■ WHAT IS BEING ASKED: Change "line-number" to "row-number" in the lines between the one holding "- commit-message-end: ): [304, 4, 309, 21]" and the one holding "- line-number[interactable]: 6: [17, 199, 74, 219]", inclusive, and give only those lines back with everything else unchanged.

** start ROWS **

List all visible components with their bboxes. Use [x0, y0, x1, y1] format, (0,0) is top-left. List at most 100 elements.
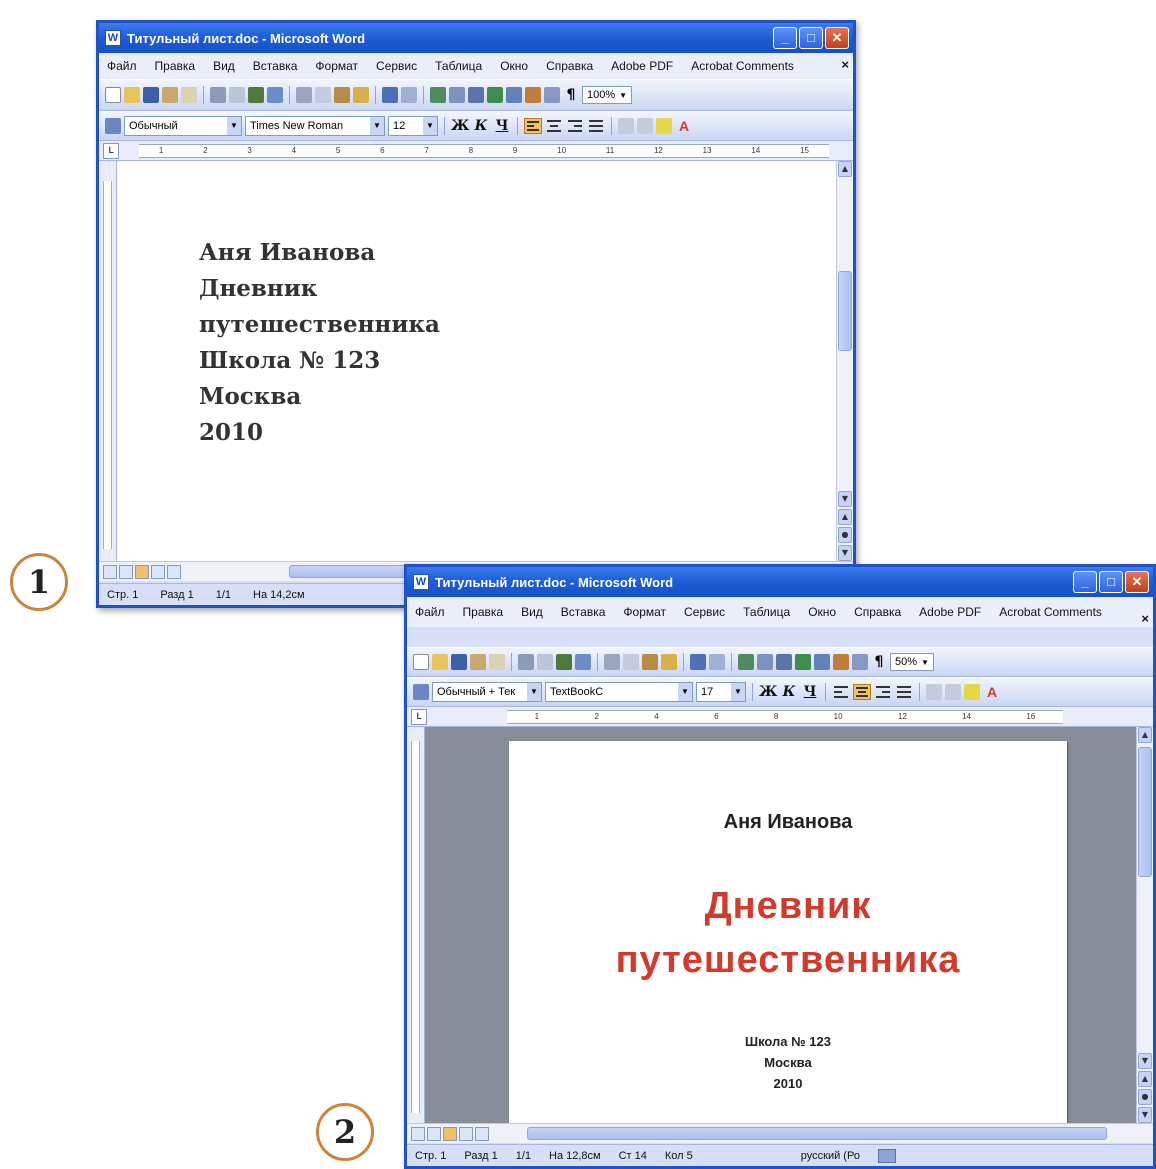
columns-icon[interactable] — [814, 654, 830, 670]
research-icon[interactable] — [575, 654, 591, 670]
align-center-button[interactable] — [545, 118, 563, 134]
menu-view[interactable]: Вид — [213, 59, 235, 73]
justify-button[interactable] — [587, 118, 605, 134]
document-page[interactable]: Аня Иванова Дневник путешественника Школ… — [509, 741, 1067, 1123]
show-hide-icon[interactable]: ¶ — [563, 87, 579, 103]
minimize-button[interactable]: _ — [1073, 571, 1097, 593]
justify-button[interactable] — [895, 684, 913, 700]
normal-view-icon[interactable] — [103, 565, 117, 579]
vertical-scrollbar[interactable]: ▲ ▼ ▲ ● ▼ — [1136, 727, 1153, 1123]
close-button[interactable]: ✕ — [1125, 571, 1149, 593]
research-icon[interactable] — [267, 87, 283, 103]
format-painter-icon[interactable] — [661, 654, 677, 670]
align-left-button[interactable] — [832, 684, 850, 700]
zoom-select[interactable]: 100% ▼ — [582, 86, 633, 104]
underline-button[interactable]: Ч — [801, 684, 819, 700]
menu-acrobat-comments[interactable]: Acrobat Comments — [999, 605, 1102, 619]
spelling-icon[interactable] — [248, 87, 264, 103]
horizontal-scrollbar[interactable] — [407, 1123, 1153, 1143]
permission-icon[interactable] — [162, 87, 178, 103]
close-document-icon[interactable]: × — [1141, 611, 1149, 626]
hyperlink-icon[interactable] — [430, 87, 446, 103]
redo-icon[interactable] — [401, 87, 417, 103]
next-page-icon[interactable]: ▼ — [838, 545, 852, 561]
bullets-icon[interactable] — [945, 684, 961, 700]
menu-file[interactable]: Файл — [415, 605, 445, 619]
numbering-icon[interactable] — [926, 684, 942, 700]
tab-selector[interactable]: L — [103, 143, 119, 159]
normal-view-icon[interactable] — [411, 1127, 425, 1141]
spelling-status-icon[interactable] — [877, 1148, 896, 1163]
cut-icon[interactable] — [604, 654, 620, 670]
menu-insert[interactable]: Вставка — [561, 605, 606, 619]
copy-icon[interactable] — [315, 87, 331, 103]
previous-page-icon[interactable]: ▲ — [1138, 1071, 1152, 1087]
copy-icon[interactable] — [623, 654, 639, 670]
insert-excel-icon[interactable] — [795, 654, 811, 670]
menu-edit[interactable]: Правка — [155, 59, 196, 73]
menu-file[interactable]: Файл — [107, 59, 137, 73]
print-preview-icon[interactable] — [229, 87, 245, 103]
browse-object-icon[interactable]: ● — [1138, 1089, 1152, 1105]
menu-help[interactable]: Справка — [854, 605, 901, 619]
new-document-icon[interactable] — [105, 87, 121, 103]
menu-view[interactable]: Вид — [521, 605, 543, 619]
vertical-ruler[interactable] — [407, 727, 425, 1123]
menu-adobe-pdf[interactable]: Adobe PDF — [919, 605, 981, 619]
cut-icon[interactable] — [296, 87, 312, 103]
menu-format[interactable]: Формат — [315, 59, 358, 73]
bold-button[interactable]: Ж — [759, 684, 777, 700]
style-select[interactable]: Обычный + Тек ▼ — [432, 682, 542, 702]
show-hide-icon[interactable]: ¶ — [871, 654, 887, 670]
web-view-icon[interactable] — [427, 1127, 441, 1141]
bold-button[interactable]: Ж — [451, 118, 469, 134]
font-color-icon[interactable]: A — [675, 118, 693, 134]
styles-pane-icon[interactable] — [105, 118, 121, 134]
document-area[interactable]: Аня Иванова Дневник путешественника Школ… — [425, 727, 1140, 1123]
horizontal-ruler[interactable]: L 1 2 4 6 8 10 12 14 16 — [407, 707, 1153, 727]
insert-table-icon[interactable] — [468, 87, 484, 103]
insert-excel-icon[interactable] — [487, 87, 503, 103]
italic-button[interactable]: К — [780, 684, 798, 700]
menu-tools[interactable]: Сервис — [376, 59, 417, 73]
tables-borders-icon[interactable] — [449, 87, 465, 103]
highlight-icon[interactable] — [656, 118, 672, 134]
save-icon[interactable] — [143, 87, 159, 103]
menu-tools[interactable]: Сервис — [684, 605, 725, 619]
drawing-icon[interactable] — [525, 87, 541, 103]
maximize-button[interactable]: □ — [1099, 571, 1123, 593]
menu-edit[interactable]: Правка — [463, 605, 504, 619]
numbering-icon[interactable] — [618, 118, 634, 134]
font-color-icon[interactable]: A — [983, 684, 1001, 700]
menu-window[interactable]: Окно — [500, 59, 528, 73]
font-select[interactable]: TextBookC ▼ — [545, 682, 693, 702]
print-icon[interactable] — [210, 87, 226, 103]
scroll-down-icon[interactable]: ▼ — [1138, 1053, 1152, 1069]
horizontal-scroll-thumb[interactable] — [527, 1127, 1107, 1140]
underline-button[interactable]: Ч — [493, 118, 511, 134]
close-button[interactable]: ✕ — [825, 27, 849, 49]
outline-view-icon[interactable] — [459, 1127, 473, 1141]
italic-button[interactable]: К — [472, 118, 490, 134]
format-painter-icon[interactable] — [353, 87, 369, 103]
open-icon[interactable] — [432, 654, 448, 670]
permission-icon[interactable] — [470, 654, 486, 670]
undo-icon[interactable] — [382, 87, 398, 103]
reading-view-icon[interactable] — [167, 565, 181, 579]
menu-window[interactable]: Окно — [808, 605, 836, 619]
scroll-down-icon[interactable]: ▼ — [838, 491, 852, 507]
print-icon[interactable] — [518, 654, 534, 670]
columns-icon[interactable] — [506, 87, 522, 103]
paste-icon[interactable] — [334, 87, 350, 103]
spelling-icon[interactable] — [556, 654, 572, 670]
align-center-button[interactable] — [853, 684, 871, 700]
font-size-select[interactable]: 17 ▼ — [696, 682, 746, 702]
scroll-thumb[interactable] — [1138, 747, 1152, 877]
title-bar[interactable]: W Титульный лист.doc - Microsoft Word _ … — [407, 567, 1153, 597]
next-page-icon[interactable]: ▼ — [1138, 1107, 1152, 1123]
font-size-select[interactable]: 12 ▼ — [388, 116, 438, 136]
bullets-icon[interactable] — [637, 118, 653, 134]
minimize-button[interactable]: _ — [773, 27, 797, 49]
horizontal-scroll-thumb[interactable] — [289, 565, 409, 578]
reading-view-icon[interactable] — [475, 1127, 489, 1141]
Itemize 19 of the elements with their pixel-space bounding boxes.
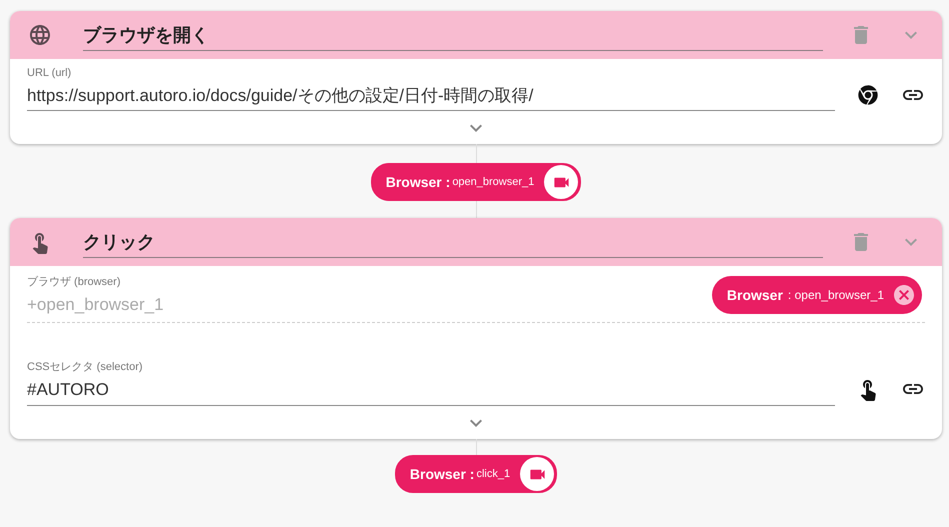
remove-icon[interactable] [892,283,916,307]
step-title[interactable]: クリック [83,226,823,258]
output-label: Browser : [386,174,450,190]
chip-value: : open_browser_1 [788,288,884,302]
globe-icon [28,23,52,47]
chip-label: Browser [726,287,783,303]
output-value: open_browser_1 [452,176,534,188]
text-field[interactable]: https://support.autoro.io/docs/guide/その他の設定/日付-時間の取得/ [27,82,835,111]
field-label: URL (url) [27,67,72,79]
field-label: CSSセレクタ (selector) [27,360,144,374]
chrome-icon[interactable] [858,85,878,105]
output-label: Browser : [410,466,474,482]
text-field[interactable]: #AUTORO [27,377,835,406]
browser-field[interactable]: +open_browser_1 [27,292,712,320]
camera-button[interactable] [544,165,578,199]
camera-button[interactable] [520,457,554,491]
step-title[interactable]: ブラウザを開く [83,20,823,50]
field-label: ブラウザ (browser) [27,274,122,289]
output-value: click_1 [476,468,510,480]
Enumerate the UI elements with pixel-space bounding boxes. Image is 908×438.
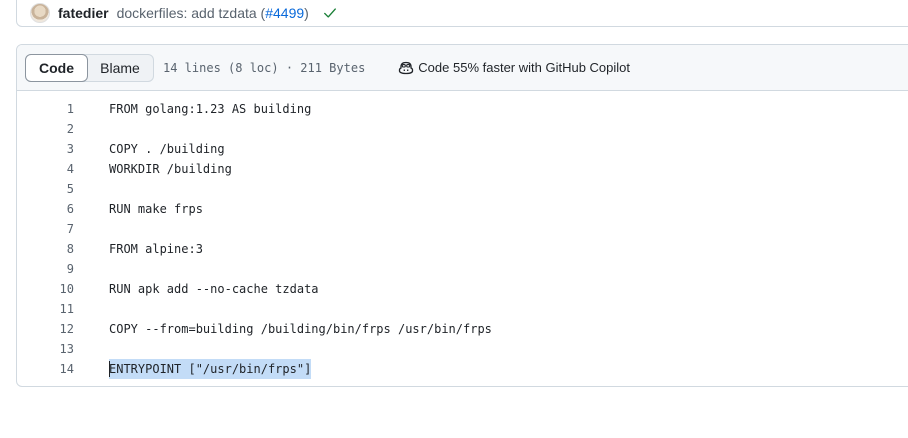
- commit-message-end: ): [304, 4, 309, 21]
- line-number[interactable]: 4: [17, 159, 74, 179]
- copilot-link[interactable]: Code 55% faster with GitHub Copilot: [398, 60, 630, 76]
- line-code[interactable]: RUN make frps: [109, 199, 203, 219]
- line-code[interactable]: COPY --from=building /building/bin/frps …: [109, 319, 492, 339]
- line-number[interactable]: 6: [17, 199, 74, 219]
- code-line: 9: [17, 259, 908, 279]
- commit-message[interactable]: dockerfiles: add tzdata (#4499): [117, 5, 309, 21]
- line-code[interactable]: RUN apk add --no-cache tzdata: [109, 279, 319, 299]
- avatar[interactable]: [30, 2, 50, 23]
- code-line: 12 COPY --from=building /building/bin/fr…: [17, 319, 908, 339]
- code-line: 6 RUN make frps: [17, 199, 908, 219]
- code-line: 7: [17, 219, 908, 239]
- code-line: 8 FROM alpine:3: [17, 239, 908, 259]
- file-meta: 14 lines (8 loc) · 211 Bytes: [163, 60, 366, 75]
- line-number[interactable]: 12: [17, 319, 74, 339]
- line-number[interactable]: 14: [17, 359, 74, 379]
- file-header: Code Blame 14 lines (8 loc) · 211 Bytes …: [17, 45, 908, 91]
- tab-code[interactable]: Code: [25, 53, 88, 82]
- line-number[interactable]: 7: [17, 219, 74, 239]
- copilot-icon: [398, 60, 414, 76]
- code-line: 10 RUN apk add --no-cache tzdata: [17, 279, 908, 299]
- view-mode-toggle: Code Blame: [25, 53, 154, 82]
- line-code-selected[interactable]: ENTRYPOINT ["/usr/bin/frps"]: [109, 359, 312, 379]
- line-number[interactable]: 2: [17, 119, 74, 139]
- line-number[interactable]: 10: [17, 279, 74, 299]
- line-number[interactable]: 1: [17, 99, 74, 119]
- commit-message-text[interactable]: dockerfiles: add tzdata (: [117, 5, 266, 21]
- file-viewer: Code Blame 14 lines (8 loc) · 211 Bytes …: [16, 44, 908, 387]
- line-code[interactable]: WORKDIR /building: [109, 159, 232, 179]
- line-number[interactable]: 9: [17, 259, 74, 279]
- code-view[interactable]: 1 FROM golang:1.23 AS building 2 3 COPY …: [17, 91, 908, 379]
- line-code[interactable]: COPY . /building: [109, 139, 225, 159]
- code-line: 2: [17, 119, 908, 139]
- line-code[interactable]: FROM golang:1.23 AS building: [109, 99, 311, 119]
- commit-author[interactable]: fatedier: [58, 5, 109, 21]
- line-code-text: ENTRYPOINT ["/usr/bin/frps"]: [109, 362, 312, 376]
- tab-blame[interactable]: Blame: [88, 54, 154, 82]
- code-line-selected: 14 ENTRYPOINT ["/usr/bin/frps"]: [17, 359, 908, 379]
- latest-commit-bar: fatedier dockerfiles: add tzdata (#4499): [16, 0, 908, 27]
- line-number[interactable]: 13: [17, 339, 74, 359]
- line-number[interactable]: 8: [17, 239, 74, 259]
- line-number[interactable]: 5: [17, 179, 74, 199]
- code-line: 5: [17, 179, 908, 199]
- code-line: 3 COPY . /building: [17, 139, 908, 159]
- copilot-label[interactable]: Code 55% faster with GitHub Copilot: [418, 60, 630, 75]
- code-line: 4 WORKDIR /building: [17, 159, 908, 179]
- text-cursor: [109, 361, 110, 377]
- check-icon[interactable]: [323, 6, 337, 20]
- line-number[interactable]: 11: [17, 299, 74, 319]
- code-line: 13: [17, 339, 908, 359]
- code-line: 1 FROM golang:1.23 AS building: [17, 99, 908, 119]
- line-code[interactable]: FROM alpine:3: [109, 239, 203, 259]
- line-number[interactable]: 3: [17, 139, 74, 159]
- commit-pr-link[interactable]: #4499: [265, 5, 304, 21]
- code-line: 11: [17, 299, 908, 319]
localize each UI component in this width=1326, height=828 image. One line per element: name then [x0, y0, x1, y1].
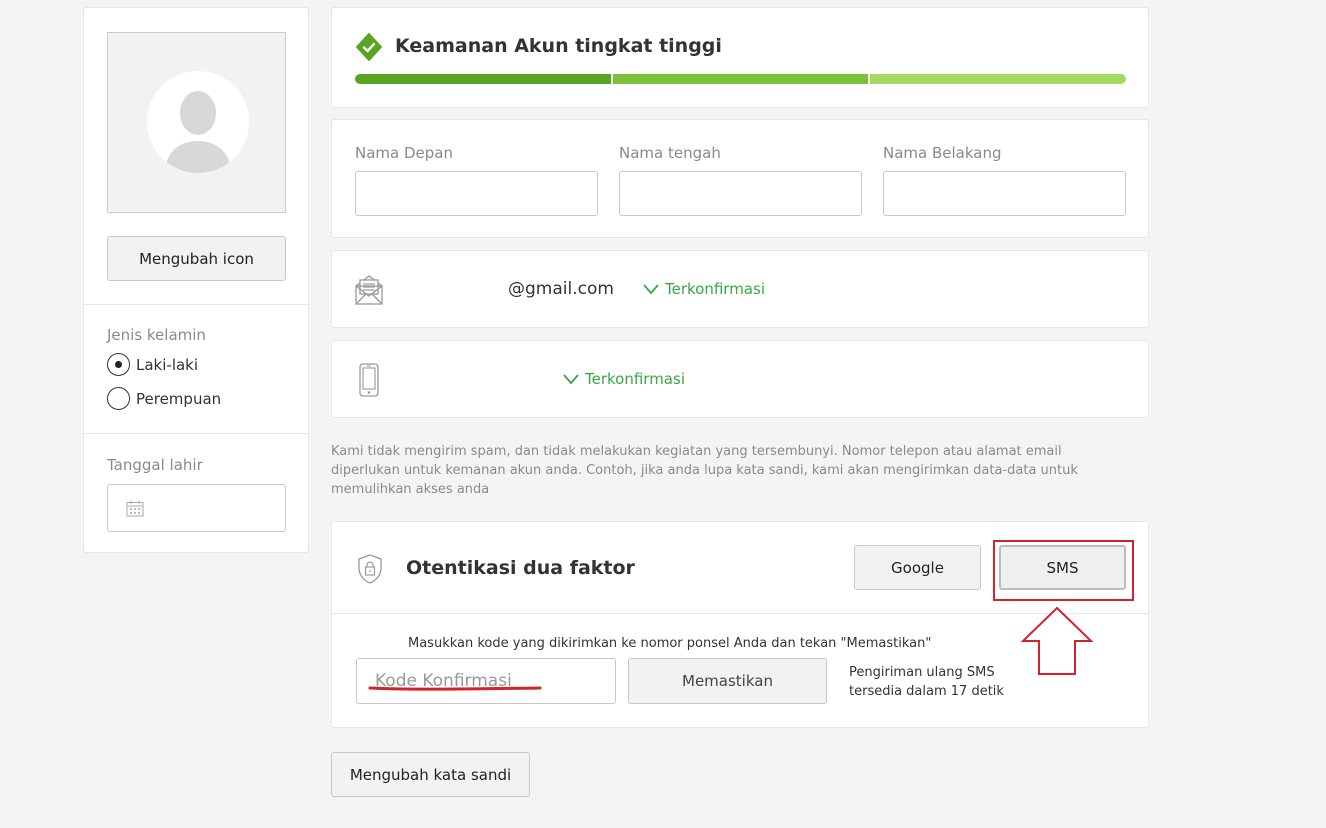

** end ROWS **

■ OUTPUT FOR THIS EXERCISE:
- commit-message-end: ): [304, 4, 309, 21]
- row-number[interactable]: 4: [17, 159, 74, 179]
- copilot-link[interactable]: Code 55% faster with GitHub Copilot: [398, 60, 630, 76]
- line-code[interactable]: RUN make frps: [109, 199, 203, 219]
- line-code[interactable]: COPY --from=building /building/bin/frps …: [109, 319, 492, 339]
- row-number[interactable]: 6: [17, 199, 74, 219]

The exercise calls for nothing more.